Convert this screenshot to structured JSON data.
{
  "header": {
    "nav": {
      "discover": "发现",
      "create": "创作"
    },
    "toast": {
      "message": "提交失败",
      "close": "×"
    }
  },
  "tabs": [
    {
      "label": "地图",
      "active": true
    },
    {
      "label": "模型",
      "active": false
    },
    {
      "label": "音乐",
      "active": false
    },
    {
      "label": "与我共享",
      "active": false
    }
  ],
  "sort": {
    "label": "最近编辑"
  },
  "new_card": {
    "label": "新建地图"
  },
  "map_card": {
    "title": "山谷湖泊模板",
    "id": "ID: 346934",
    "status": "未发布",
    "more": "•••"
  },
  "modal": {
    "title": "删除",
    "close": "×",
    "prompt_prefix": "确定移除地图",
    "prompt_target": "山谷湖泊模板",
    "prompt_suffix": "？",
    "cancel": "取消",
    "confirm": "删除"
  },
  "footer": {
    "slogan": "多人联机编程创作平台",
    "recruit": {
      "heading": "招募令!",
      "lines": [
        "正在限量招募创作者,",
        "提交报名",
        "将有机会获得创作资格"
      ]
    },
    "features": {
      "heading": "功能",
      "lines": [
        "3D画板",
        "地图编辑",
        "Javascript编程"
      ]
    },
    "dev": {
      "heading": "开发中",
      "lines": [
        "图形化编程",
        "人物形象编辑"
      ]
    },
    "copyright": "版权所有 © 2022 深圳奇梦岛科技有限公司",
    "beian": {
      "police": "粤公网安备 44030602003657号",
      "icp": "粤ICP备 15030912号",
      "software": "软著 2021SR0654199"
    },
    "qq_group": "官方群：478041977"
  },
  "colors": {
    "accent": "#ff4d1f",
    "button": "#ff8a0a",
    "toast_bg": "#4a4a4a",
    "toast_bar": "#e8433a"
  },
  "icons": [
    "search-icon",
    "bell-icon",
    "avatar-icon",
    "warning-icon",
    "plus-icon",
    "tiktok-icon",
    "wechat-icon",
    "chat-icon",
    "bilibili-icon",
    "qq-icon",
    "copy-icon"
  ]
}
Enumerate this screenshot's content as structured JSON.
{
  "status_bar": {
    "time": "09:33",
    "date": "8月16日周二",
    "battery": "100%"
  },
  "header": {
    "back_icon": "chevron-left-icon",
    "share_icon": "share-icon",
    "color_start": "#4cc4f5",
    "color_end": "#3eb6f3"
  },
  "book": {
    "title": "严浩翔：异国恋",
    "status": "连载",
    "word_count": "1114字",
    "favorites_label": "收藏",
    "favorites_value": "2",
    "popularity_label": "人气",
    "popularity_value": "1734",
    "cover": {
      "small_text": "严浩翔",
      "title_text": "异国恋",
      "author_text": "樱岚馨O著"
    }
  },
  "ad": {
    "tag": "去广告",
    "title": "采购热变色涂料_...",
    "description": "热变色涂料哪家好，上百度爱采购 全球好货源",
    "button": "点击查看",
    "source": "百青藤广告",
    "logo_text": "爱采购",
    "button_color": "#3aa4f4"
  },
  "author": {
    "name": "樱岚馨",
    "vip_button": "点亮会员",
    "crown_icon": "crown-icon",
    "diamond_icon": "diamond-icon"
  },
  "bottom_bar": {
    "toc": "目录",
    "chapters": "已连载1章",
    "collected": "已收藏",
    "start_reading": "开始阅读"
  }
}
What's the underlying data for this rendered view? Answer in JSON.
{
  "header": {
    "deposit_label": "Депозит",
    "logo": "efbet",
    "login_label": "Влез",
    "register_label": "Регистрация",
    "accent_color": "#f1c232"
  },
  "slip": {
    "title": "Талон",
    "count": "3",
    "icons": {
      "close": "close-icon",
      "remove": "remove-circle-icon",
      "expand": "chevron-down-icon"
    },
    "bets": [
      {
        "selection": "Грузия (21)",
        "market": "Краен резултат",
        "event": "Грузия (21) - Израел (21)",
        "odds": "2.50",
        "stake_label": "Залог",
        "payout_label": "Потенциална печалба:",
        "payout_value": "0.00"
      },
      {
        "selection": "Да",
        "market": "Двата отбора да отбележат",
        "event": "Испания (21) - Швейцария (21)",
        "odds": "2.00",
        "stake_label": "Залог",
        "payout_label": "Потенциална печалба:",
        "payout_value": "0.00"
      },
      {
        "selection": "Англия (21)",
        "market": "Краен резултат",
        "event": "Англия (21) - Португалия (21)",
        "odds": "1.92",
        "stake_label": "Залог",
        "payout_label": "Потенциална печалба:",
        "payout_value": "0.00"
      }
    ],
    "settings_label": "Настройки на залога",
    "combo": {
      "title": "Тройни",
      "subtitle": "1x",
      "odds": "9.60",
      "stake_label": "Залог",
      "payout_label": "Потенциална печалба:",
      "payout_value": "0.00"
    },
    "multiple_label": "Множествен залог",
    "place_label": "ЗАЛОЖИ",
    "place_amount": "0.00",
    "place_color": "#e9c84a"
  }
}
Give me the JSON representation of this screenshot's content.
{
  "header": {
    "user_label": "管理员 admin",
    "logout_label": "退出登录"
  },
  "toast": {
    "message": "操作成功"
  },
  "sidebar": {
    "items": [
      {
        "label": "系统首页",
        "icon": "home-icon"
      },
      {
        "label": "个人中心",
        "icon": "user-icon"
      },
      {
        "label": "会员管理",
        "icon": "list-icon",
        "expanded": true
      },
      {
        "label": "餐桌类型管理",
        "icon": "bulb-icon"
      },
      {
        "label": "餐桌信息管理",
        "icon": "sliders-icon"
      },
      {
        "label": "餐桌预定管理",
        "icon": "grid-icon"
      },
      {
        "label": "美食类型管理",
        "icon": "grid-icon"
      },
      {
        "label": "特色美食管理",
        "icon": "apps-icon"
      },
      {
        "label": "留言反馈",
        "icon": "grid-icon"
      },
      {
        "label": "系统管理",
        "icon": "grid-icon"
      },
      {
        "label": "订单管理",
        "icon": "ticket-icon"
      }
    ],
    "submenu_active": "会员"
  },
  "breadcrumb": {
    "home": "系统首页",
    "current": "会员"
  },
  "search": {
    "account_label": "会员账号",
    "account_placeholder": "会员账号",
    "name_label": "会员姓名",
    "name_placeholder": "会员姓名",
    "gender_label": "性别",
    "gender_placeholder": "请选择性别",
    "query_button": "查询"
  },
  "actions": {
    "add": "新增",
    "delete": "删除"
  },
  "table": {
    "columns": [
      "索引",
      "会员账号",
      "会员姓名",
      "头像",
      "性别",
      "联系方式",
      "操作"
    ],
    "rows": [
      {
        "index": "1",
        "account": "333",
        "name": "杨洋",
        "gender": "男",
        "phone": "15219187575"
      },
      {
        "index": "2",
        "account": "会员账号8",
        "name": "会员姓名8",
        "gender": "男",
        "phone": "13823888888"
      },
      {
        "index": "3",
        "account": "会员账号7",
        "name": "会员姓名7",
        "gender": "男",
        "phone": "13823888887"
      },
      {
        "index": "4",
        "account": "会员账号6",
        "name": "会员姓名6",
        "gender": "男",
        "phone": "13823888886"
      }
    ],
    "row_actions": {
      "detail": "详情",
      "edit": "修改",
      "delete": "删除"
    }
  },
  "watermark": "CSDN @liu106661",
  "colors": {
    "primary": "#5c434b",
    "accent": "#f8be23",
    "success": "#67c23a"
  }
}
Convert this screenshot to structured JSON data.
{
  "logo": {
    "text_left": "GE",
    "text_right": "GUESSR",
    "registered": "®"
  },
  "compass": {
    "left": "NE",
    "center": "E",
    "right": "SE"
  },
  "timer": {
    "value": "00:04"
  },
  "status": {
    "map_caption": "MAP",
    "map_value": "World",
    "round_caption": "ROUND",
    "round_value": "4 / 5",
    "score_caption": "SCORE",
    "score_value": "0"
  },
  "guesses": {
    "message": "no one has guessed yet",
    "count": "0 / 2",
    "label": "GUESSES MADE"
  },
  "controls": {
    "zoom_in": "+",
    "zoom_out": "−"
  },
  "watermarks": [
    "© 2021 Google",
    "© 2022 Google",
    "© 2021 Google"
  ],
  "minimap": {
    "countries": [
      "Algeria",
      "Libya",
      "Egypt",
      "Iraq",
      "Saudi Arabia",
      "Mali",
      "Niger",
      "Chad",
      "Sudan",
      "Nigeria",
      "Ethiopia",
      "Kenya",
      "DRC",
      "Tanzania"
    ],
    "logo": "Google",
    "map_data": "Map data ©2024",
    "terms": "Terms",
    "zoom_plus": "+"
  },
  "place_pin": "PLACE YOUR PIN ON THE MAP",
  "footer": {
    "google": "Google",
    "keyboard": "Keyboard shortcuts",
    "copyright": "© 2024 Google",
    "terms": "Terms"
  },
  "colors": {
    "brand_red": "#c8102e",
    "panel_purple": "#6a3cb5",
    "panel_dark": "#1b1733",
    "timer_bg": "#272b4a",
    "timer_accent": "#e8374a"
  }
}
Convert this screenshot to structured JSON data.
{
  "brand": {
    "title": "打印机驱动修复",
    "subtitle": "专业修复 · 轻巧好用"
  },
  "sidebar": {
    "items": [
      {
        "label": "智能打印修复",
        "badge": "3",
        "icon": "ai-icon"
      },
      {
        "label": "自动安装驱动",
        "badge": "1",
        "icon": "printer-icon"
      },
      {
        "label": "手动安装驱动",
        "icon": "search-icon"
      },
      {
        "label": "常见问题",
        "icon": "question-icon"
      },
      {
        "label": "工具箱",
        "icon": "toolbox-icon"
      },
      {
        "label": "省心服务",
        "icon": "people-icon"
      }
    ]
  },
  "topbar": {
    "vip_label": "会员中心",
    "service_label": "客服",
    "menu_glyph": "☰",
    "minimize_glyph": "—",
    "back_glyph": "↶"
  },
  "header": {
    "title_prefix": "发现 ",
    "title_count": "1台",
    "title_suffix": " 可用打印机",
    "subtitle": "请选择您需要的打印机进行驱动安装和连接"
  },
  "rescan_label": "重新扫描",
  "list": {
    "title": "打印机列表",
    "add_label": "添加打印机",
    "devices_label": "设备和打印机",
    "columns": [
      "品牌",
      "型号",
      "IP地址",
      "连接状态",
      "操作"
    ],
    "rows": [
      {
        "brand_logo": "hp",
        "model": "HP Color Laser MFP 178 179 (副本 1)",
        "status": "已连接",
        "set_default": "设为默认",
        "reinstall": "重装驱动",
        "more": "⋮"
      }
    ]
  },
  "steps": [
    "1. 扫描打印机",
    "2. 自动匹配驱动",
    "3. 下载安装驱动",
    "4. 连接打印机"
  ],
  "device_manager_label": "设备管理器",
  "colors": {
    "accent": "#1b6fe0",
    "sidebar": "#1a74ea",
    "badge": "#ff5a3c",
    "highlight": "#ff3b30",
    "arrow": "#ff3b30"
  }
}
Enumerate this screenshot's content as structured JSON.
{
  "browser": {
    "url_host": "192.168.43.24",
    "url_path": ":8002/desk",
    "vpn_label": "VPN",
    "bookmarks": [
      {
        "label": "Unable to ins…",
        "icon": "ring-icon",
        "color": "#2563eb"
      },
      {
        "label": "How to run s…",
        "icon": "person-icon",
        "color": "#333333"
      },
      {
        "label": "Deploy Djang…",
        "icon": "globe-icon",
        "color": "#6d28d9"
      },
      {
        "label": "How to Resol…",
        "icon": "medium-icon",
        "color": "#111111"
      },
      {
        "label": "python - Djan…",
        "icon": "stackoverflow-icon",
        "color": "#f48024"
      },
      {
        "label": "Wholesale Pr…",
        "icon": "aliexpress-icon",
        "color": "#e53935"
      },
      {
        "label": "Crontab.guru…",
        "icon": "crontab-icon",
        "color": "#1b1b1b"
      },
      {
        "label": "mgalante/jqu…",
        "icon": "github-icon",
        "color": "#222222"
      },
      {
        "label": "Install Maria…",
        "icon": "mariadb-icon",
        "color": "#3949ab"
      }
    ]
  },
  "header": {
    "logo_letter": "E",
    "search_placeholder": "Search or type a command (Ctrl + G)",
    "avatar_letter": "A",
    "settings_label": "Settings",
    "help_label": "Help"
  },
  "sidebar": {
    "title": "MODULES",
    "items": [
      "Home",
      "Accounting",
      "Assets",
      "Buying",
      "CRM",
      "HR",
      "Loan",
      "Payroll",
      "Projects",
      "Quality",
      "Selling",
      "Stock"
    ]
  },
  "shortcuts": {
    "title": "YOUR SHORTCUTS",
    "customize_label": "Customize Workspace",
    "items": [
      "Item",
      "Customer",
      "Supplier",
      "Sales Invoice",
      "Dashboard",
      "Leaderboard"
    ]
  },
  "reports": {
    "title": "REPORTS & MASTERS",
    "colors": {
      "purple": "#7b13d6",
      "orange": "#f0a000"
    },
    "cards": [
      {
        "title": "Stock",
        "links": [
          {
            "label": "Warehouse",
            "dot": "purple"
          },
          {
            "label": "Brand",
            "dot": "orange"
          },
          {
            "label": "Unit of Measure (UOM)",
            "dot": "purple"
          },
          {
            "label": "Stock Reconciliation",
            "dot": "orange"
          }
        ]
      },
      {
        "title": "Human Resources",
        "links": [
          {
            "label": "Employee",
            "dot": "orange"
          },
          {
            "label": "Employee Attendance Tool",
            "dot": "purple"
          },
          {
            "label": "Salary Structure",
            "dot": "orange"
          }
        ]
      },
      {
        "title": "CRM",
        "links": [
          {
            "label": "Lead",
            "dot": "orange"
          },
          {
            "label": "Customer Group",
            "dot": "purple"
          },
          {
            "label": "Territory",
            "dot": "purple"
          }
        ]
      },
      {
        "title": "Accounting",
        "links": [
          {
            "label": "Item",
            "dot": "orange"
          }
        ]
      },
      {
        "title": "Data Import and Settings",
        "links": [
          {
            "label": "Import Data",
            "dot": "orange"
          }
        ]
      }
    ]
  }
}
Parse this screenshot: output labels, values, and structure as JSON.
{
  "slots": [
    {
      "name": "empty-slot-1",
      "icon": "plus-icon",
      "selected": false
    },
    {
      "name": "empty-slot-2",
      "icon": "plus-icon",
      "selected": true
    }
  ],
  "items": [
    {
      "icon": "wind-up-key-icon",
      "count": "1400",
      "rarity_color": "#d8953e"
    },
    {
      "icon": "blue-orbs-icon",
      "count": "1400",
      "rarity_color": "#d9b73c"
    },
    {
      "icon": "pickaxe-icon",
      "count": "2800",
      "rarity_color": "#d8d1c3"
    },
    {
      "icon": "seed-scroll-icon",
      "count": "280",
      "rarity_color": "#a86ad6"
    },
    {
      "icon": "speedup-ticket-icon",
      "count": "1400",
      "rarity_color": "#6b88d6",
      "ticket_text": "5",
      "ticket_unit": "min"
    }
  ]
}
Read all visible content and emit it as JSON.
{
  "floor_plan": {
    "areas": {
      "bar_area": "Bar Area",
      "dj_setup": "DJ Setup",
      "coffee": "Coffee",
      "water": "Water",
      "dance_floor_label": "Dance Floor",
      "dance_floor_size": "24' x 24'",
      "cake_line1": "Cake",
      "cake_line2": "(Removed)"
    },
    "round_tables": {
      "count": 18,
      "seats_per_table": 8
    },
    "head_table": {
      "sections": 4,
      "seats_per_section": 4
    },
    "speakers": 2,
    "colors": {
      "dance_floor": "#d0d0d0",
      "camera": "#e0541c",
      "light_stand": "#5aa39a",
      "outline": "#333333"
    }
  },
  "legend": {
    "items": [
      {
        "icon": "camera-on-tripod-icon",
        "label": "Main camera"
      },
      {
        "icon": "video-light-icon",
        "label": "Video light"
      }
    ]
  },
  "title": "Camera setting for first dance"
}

---+---

Work to be completed: Find "Read all visible content and emit it as JSON." in the data above, then repeat that line and all lines after it exactly, ending with the final line.

Completed exercise:
Read all visible content and emit it as JSON.
{
  "floor_plan": {
    "areas": {
      "bar_area": "Bar Area",
      "dj_setup": "DJ Setup",
      "coffee": "Coffee",
      "water": "Water",
      "dance_floor_label": "Dance Floor",
      "dance_floor_size": "24' x 24'",
      "cake_line1": "Cake",
      "cake_line2": "(Removed)"
    },
    "round_tables": {
      "count": 18,
      "seats_per_table": 8
    },
    "head_table": {
      "sections": 4,
      "seats_per_section": 4
    },
    "speakers": 2,
    "colors": {
      "dance_floor": "#d0d0d0",
      "camera": "#e0541c",
      "light_stand": "#5aa39a",
      "outline": "#333333"
    }
  },
  "legend": {
    "items": [
      {
        "icon": "camera-on-tripod-icon",
        "label": "Main camera"
      },
      {
        "icon": "video-light-icon",
        "label": "Video light"
      }
    ]
  },
  "title": "Camera setting for first dance"
}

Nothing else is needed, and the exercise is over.